§ Problem to work on: Where a line holds the string "true", return that line.

## BEGIN Available records

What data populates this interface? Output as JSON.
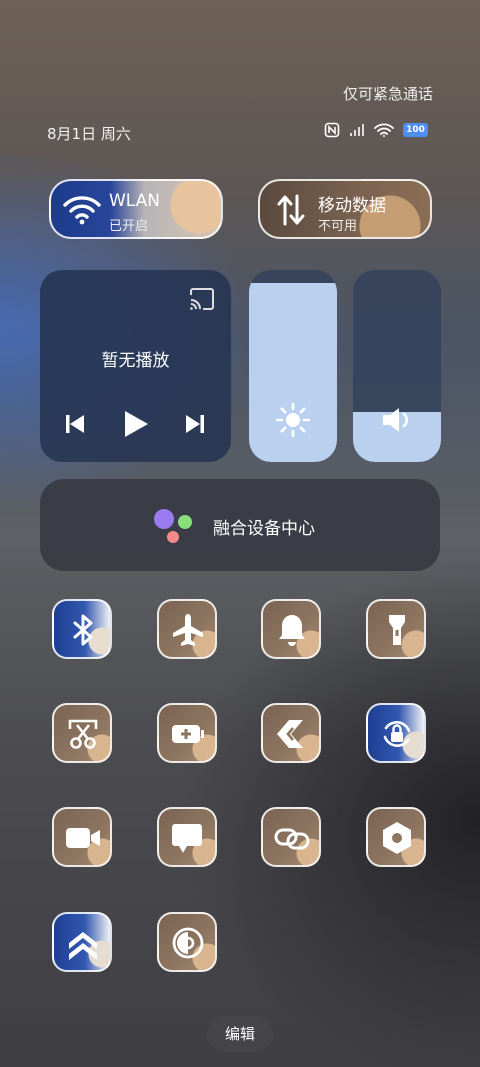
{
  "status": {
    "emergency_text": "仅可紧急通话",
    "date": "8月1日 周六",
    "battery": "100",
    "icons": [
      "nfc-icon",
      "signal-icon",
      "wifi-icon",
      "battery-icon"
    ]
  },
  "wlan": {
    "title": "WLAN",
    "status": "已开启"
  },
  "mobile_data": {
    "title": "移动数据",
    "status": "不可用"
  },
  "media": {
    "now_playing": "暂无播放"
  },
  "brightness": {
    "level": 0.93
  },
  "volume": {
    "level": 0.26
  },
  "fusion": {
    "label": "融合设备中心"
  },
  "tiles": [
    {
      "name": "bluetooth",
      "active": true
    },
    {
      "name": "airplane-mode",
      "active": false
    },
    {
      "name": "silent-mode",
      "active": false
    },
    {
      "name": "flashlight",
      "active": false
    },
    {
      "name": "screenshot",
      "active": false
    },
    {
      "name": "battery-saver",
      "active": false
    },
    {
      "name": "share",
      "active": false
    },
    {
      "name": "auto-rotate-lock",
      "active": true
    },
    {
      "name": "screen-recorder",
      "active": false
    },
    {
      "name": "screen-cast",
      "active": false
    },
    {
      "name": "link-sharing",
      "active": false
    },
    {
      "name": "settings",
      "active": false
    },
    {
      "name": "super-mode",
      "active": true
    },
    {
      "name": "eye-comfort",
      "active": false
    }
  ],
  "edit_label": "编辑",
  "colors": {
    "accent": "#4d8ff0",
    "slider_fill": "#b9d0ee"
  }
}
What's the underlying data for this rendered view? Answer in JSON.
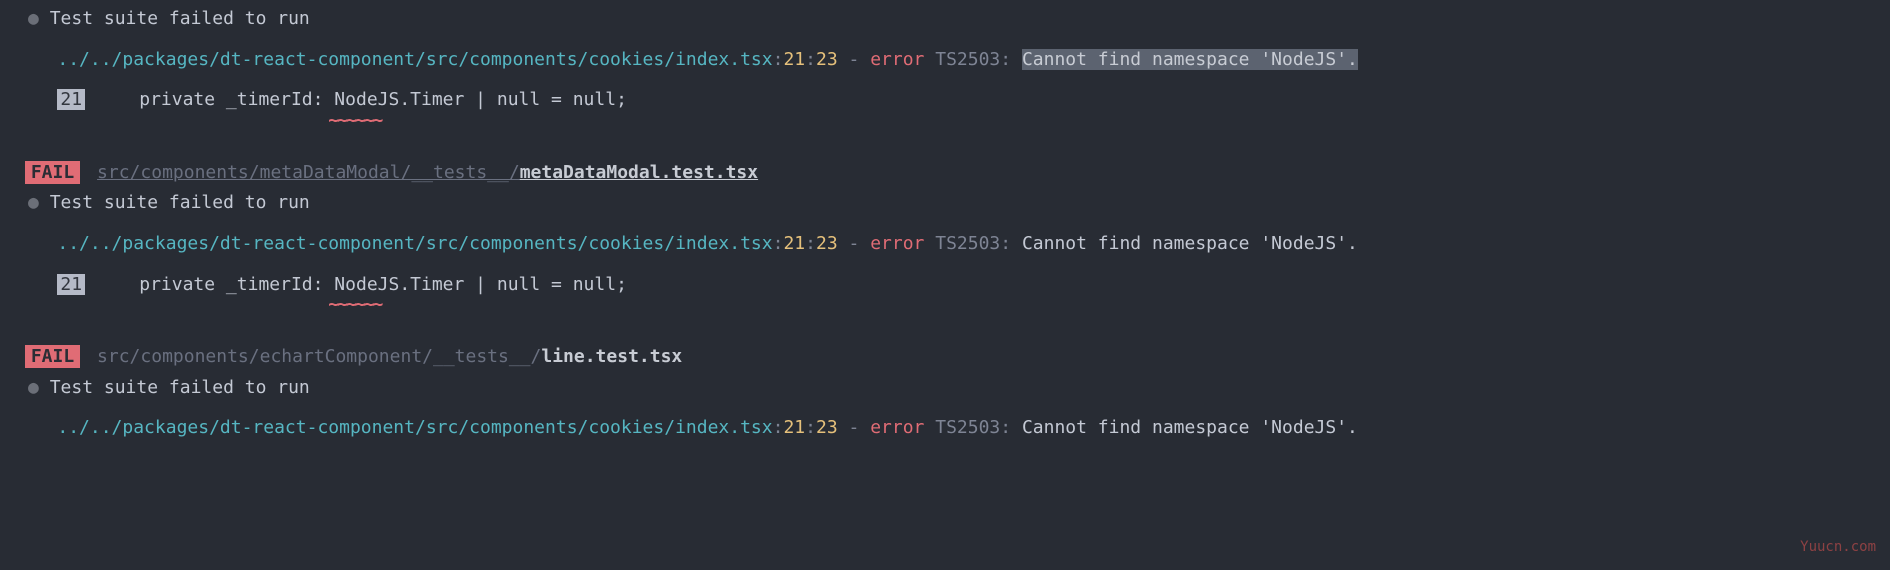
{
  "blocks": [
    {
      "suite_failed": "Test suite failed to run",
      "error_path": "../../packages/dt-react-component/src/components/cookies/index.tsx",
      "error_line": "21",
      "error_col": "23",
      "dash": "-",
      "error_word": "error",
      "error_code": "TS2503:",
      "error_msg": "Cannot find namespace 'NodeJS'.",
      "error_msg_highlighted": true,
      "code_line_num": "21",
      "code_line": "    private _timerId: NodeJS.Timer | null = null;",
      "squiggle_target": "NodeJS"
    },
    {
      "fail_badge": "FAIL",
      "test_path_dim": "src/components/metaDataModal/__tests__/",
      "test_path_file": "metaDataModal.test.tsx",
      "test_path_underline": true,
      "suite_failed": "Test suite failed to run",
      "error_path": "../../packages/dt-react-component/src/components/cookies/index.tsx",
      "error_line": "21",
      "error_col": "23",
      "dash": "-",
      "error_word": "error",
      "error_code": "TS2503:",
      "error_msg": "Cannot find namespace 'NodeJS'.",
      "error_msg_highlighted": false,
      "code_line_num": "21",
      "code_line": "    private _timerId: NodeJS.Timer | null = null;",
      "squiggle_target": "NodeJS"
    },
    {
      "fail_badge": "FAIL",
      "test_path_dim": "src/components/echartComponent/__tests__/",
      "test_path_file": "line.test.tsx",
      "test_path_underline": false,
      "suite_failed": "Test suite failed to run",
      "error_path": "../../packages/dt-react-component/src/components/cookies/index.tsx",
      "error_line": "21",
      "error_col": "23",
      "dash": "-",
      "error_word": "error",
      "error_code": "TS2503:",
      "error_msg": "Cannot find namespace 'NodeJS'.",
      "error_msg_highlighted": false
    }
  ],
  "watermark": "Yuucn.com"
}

## END Available records
## BEGIN Available records

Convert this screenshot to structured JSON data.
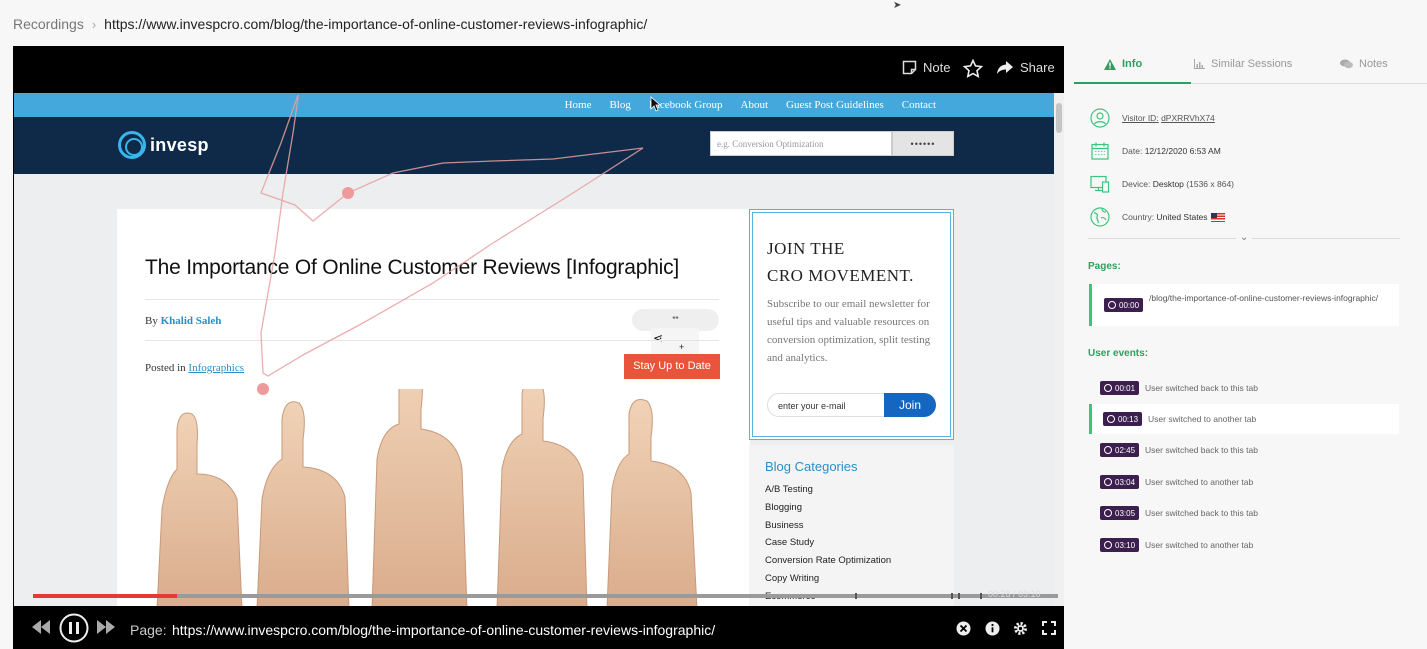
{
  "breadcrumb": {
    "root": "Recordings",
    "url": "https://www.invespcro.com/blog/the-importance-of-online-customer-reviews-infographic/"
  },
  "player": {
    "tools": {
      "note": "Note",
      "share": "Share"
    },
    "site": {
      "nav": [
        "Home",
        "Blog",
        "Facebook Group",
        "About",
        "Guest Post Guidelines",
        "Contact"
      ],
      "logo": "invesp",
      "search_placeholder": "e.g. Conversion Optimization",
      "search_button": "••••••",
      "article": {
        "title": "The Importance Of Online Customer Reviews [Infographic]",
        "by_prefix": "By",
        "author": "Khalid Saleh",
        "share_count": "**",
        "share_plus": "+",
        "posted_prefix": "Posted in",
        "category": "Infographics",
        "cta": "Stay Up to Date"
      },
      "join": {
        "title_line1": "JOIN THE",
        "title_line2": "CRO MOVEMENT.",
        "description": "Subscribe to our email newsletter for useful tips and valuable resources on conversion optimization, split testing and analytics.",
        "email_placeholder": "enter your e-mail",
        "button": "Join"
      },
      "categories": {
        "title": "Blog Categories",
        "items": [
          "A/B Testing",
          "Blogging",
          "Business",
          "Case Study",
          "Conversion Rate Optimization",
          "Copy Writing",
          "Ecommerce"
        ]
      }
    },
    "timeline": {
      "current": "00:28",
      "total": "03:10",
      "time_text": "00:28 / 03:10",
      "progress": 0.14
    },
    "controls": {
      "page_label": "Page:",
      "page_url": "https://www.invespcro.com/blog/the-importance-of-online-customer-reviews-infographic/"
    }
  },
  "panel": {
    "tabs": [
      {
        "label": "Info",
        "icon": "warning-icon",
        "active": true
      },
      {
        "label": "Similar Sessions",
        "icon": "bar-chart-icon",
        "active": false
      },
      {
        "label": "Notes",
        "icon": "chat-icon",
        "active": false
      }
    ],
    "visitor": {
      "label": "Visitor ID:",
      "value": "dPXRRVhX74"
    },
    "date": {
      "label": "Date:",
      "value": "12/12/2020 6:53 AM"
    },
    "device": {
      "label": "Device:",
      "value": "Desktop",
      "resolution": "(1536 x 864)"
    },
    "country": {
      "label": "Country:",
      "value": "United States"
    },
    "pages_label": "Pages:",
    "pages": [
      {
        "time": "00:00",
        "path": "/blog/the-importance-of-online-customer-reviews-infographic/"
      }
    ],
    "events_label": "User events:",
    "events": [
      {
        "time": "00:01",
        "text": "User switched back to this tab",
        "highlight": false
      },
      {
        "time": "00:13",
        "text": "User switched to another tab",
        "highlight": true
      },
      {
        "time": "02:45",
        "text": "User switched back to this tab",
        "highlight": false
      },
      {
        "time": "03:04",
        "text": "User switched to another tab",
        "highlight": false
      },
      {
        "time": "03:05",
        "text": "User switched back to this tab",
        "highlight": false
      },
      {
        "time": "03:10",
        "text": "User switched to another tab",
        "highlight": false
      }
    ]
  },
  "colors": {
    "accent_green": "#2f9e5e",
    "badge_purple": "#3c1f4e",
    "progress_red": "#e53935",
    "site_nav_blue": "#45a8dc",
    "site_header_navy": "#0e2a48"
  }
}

## END Available records

§ Exercise answer:
      "active": true
      "active": true
      "active": true
      "error_msg_highlighted": true,
      "test_path_underline": true,
        "active": true
        "highlight": true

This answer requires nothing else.